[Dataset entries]

* * * * * * *

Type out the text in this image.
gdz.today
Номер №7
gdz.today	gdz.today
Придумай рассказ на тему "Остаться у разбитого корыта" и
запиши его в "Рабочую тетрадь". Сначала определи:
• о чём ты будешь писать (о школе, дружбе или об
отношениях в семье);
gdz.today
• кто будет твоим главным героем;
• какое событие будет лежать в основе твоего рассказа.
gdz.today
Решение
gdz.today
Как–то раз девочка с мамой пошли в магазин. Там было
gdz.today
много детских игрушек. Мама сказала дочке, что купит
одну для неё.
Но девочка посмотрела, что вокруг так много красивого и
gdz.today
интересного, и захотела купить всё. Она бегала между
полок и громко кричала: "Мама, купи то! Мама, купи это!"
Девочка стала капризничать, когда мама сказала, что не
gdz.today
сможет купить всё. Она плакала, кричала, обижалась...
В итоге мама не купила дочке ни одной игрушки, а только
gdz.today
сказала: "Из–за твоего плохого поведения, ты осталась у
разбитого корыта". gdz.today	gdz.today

* * * * * * *

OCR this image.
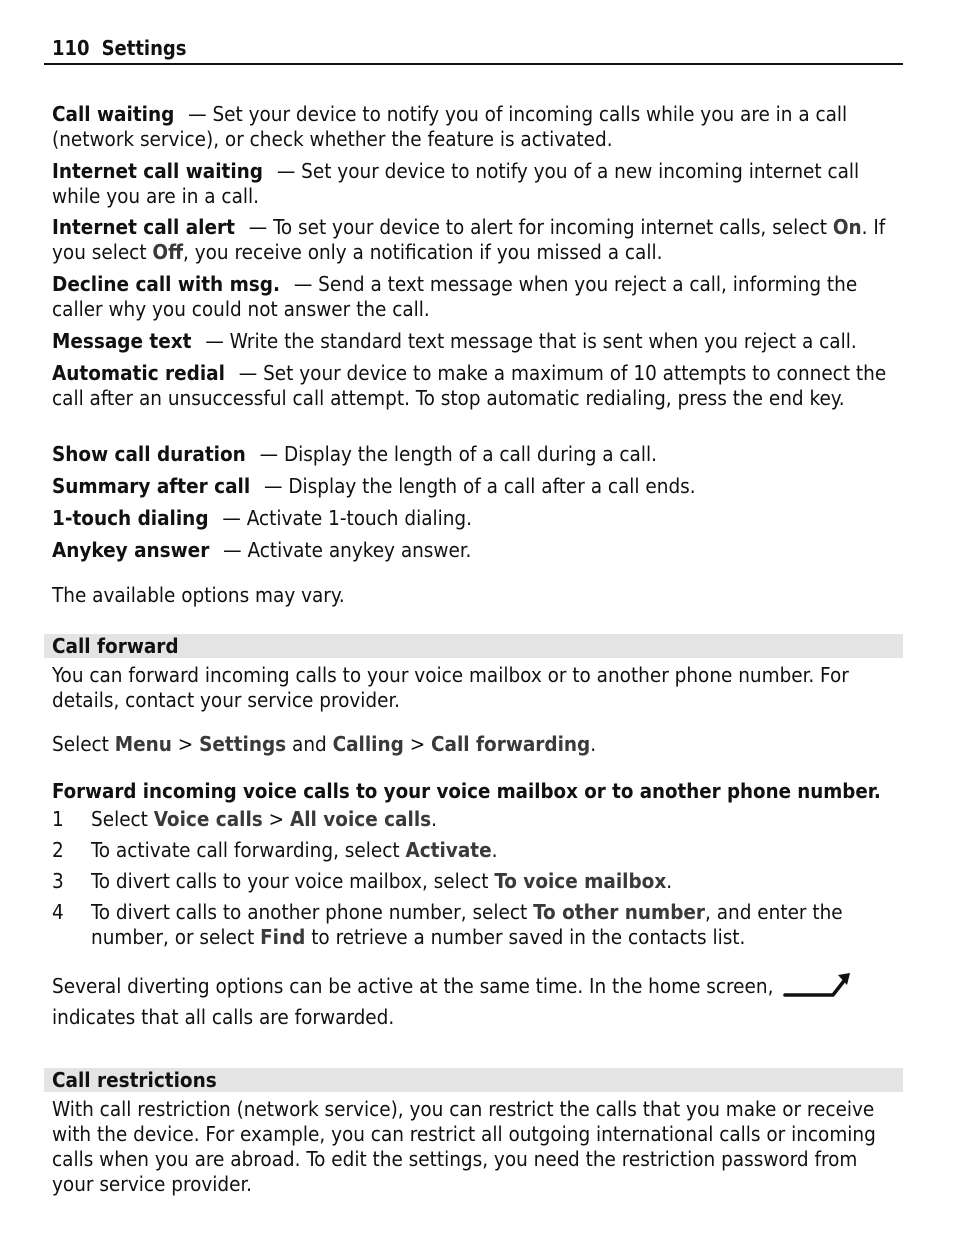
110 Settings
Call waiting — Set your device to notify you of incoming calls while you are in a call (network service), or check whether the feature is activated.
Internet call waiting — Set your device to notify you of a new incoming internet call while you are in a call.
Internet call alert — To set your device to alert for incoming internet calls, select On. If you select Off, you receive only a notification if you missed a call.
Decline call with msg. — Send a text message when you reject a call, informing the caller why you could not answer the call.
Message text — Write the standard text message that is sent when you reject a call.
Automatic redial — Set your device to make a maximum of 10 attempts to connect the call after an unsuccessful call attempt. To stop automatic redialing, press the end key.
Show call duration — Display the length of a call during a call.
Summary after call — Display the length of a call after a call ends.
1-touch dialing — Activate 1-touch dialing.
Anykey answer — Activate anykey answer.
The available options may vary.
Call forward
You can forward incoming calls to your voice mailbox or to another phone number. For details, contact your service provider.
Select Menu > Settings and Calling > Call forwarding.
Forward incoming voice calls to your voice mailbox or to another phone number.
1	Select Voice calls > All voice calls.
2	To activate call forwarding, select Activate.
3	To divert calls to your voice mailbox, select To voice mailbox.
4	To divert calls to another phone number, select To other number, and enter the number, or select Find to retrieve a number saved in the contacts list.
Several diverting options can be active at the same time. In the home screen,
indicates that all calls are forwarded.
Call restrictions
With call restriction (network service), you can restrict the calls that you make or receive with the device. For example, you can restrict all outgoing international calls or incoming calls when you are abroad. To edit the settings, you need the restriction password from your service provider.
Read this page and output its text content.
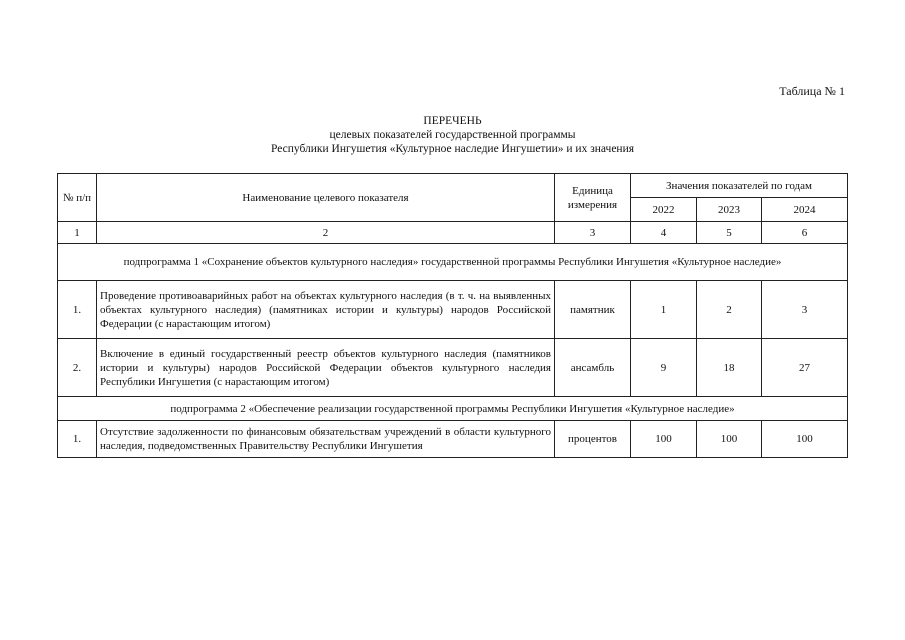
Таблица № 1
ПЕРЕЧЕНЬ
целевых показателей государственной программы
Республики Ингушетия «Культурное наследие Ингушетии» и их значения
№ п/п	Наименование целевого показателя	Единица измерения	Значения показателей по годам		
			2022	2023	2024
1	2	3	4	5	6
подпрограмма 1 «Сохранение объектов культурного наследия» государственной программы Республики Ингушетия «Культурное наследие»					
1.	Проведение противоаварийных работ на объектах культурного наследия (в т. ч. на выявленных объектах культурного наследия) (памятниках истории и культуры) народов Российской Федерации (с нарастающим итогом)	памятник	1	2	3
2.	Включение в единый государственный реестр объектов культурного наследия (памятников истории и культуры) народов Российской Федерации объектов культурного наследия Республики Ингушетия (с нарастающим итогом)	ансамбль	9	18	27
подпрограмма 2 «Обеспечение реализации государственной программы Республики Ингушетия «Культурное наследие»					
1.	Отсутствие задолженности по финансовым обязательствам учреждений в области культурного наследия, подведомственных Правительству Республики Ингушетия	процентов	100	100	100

* * * * * * *

Exercise description
Report how many lines in the listing above include the word "показателей". Give nothing but the number.

Response below
2